Exercise task: Report each line in the records below that contains the string "hours". Uppercase and lowercase count as different letters.

==============================

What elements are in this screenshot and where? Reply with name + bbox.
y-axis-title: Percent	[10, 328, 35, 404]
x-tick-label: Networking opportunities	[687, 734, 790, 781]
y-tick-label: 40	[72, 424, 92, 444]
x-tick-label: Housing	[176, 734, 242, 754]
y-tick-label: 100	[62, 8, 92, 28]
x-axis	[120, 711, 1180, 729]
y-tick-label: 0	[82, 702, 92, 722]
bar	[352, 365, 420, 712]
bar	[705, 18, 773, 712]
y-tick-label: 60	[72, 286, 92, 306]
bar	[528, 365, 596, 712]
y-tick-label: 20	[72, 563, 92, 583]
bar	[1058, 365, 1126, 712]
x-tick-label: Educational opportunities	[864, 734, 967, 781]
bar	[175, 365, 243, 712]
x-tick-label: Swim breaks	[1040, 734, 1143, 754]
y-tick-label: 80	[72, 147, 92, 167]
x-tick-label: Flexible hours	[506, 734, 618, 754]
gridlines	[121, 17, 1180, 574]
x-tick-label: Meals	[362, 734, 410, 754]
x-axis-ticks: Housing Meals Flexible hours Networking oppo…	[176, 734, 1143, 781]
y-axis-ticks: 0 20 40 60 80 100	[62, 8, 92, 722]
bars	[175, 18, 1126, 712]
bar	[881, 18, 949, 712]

==============================

Expected answer:
x-tick-label: Flexible hours	[506, 734, 618, 754]
x-axis-ticks: Housing Meals Flexible hours Networking oppo…	[176, 734, 1143, 781]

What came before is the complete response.